§ RAW DATA:
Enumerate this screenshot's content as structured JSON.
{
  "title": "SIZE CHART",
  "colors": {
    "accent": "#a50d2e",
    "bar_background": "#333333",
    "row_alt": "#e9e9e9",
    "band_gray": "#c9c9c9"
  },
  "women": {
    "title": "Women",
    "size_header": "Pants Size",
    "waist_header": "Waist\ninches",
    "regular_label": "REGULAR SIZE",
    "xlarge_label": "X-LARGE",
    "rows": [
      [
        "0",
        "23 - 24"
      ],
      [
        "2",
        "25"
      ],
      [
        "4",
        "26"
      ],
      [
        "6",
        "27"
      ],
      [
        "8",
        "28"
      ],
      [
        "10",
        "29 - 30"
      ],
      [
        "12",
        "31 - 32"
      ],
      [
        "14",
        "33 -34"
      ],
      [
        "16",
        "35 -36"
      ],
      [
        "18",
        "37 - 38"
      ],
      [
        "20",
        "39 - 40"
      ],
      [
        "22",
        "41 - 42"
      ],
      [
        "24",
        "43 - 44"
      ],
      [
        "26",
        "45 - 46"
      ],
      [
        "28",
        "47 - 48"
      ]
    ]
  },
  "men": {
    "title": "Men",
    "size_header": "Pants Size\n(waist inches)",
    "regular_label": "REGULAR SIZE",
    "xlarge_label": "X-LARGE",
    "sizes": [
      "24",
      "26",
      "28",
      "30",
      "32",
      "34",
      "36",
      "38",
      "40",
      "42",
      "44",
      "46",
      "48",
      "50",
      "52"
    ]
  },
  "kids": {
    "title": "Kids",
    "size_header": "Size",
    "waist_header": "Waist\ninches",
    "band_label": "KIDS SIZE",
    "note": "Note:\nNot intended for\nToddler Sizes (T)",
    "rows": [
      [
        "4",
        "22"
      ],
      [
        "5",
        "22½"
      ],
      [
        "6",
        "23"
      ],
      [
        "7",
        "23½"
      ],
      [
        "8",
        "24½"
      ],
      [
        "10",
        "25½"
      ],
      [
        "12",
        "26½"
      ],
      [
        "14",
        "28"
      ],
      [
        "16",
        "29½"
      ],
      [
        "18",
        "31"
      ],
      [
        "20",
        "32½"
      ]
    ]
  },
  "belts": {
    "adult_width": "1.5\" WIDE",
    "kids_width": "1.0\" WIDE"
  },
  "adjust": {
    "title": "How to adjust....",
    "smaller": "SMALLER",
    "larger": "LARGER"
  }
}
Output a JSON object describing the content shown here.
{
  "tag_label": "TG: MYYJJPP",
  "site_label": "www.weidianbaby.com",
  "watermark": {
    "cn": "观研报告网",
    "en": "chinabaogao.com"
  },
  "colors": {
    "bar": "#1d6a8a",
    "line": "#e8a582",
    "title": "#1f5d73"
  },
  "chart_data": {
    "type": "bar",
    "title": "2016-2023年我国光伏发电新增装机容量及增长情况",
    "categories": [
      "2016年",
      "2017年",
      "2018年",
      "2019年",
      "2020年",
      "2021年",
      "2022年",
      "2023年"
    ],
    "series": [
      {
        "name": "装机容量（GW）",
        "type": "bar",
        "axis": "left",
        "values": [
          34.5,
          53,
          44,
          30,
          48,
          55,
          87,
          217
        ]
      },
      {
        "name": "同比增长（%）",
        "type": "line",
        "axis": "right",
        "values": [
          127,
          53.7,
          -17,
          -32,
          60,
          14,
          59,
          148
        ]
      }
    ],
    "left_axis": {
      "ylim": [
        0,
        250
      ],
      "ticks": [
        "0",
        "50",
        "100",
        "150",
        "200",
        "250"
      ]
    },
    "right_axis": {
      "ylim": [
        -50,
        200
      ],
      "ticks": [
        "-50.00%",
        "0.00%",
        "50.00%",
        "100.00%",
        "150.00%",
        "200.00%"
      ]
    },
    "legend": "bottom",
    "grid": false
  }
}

§ WHAT TO DO:
Output the records verbatim, from the first line to the last.

§ WRITTEN RESPONSE:
Enumerate this screenshot's content as structured JSON.
{
  "title": "SIZE CHART",
  "colors": {
    "accent": "#a50d2e",
    "bar_background": "#333333",
    "row_alt": "#e9e9e9",
    "band_gray": "#c9c9c9"
  },
  "women": {
    "title": "Women",
    "size_header": "Pants Size",
    "waist_header": "Waist\ninches",
    "regular_label": "REGULAR SIZE",
    "xlarge_label": "X-LARGE",
    "rows": [
      [
        "0",
        "23 - 24"
      ],
      [
        "2",
        "25"
      ],
      [
        "4",
        "26"
      ],
      [
        "6",
        "27"
      ],
      [
        "8",
        "28"
      ],
      [
        "10",
        "29 - 30"
      ],
      [
        "12",
        "31 - 32"
      ],
      [
        "14",
        "33 -34"
      ],
      [
        "16",
        "35 -36"
      ],
      [
        "18",
        "37 - 38"
      ],
      [
        "20",
        "39 - 40"
      ],
      [
        "22",
        "41 - 42"
      ],
      [
        "24",
        "43 - 44"
      ],
      [
        "26",
        "45 - 46"
      ],
      [
        "28",
        "47 - 48"
      ]
    ]
  },
  "men": {
    "title": "Men",
    "size_header": "Pants Size\n(waist inches)",
    "regular_label": "REGULAR SIZE",
    "xlarge_label": "X-LARGE",
    "sizes": [
      "24",
      "26",
      "28",
      "30",
      "32",
      "34",
      "36",
      "38",
      "40",
      "42",
      "44",
      "46",
      "48",
      "50",
      "52"
    ]
  },
  "kids": {
    "title": "Kids",
    "size_header": "Size",
    "waist_header": "Waist\ninches",
    "band_label": "KIDS SIZE",
    "note": "Note:\nNot intended for\nToddler Sizes (T)",
    "rows": [
      [
        "4",
        "22"
      ],
      [
        "5",
        "22½"
      ],
      [
        "6",
        "23"
      ],
      [
        "7",
        "23½"
      ],
      [
        "8",
        "24½"
      ],
      [
        "10",
        "25½"
      ],
      [
        "12",
        "26½"
      ],
      [
        "14",
        "28"
      ],
      [
        "16",
        "29½"
      ],
      [
        "18",
        "31"
      ],
      [
        "20",
        "32½"
      ]
    ]
  },
  "belts": {
    "adult_width": "1.5\" WIDE",
    "kids_width": "1.0\" WIDE"
  },
  "adjust": {
    "title": "How to adjust....",
    "smaller": "SMALLER",
    "larger": "LARGER"
  }
}
Output a JSON object describing the content shown here.
{
  "tag_label": "TG: MYYJJPP",
  "site_label": "www.weidianbaby.com",
  "watermark": {
    "cn": "观研报告网",
    "en": "chinabaogao.com"
  },
  "colors": {
    "bar": "#1d6a8a",
    "line": "#e8a582",
    "title": "#1f5d73"
  },
  "chart_data": {
    "type": "bar",
    "title": "2016-2023年我国光伏发电新增装机容量及增长情况",
    "categories": [
      "2016年",
      "2017年",
      "2018年",
      "2019年",
      "2020年",
      "2021年",
      "2022年",
      "2023年"
    ],
    "series": [
      {
        "name": "装机容量（GW）",
        "type": "bar",
        "axis": "left",
        "values": [
          34.5,
          53,
          44,
          30,
          48,
          55,
          87,
          217
        ]
      },
      {
        "name": "同比增长（%）",
        "type": "line",
        "axis": "right",
        "values": [
          127,
          53.7,
          -17,
          -32,
          60,
          14,
          59,
          148
        ]
      }
    ],
    "left_axis": {
      "ylim": [
        0,
        250
      ],
      "ticks": [
        "0",
        "50",
        "100",
        "150",
        "200",
        "250"
      ]
    },
    "right_axis": {
      "ylim": [
        -50,
        200
      ],
      "ticks": [
        "-50.00%",
        "0.00%",
        "50.00%",
        "100.00%",
        "150.00%",
        "200.00%"
      ]
    },
    "legend": "bottom",
    "grid": false
  }
}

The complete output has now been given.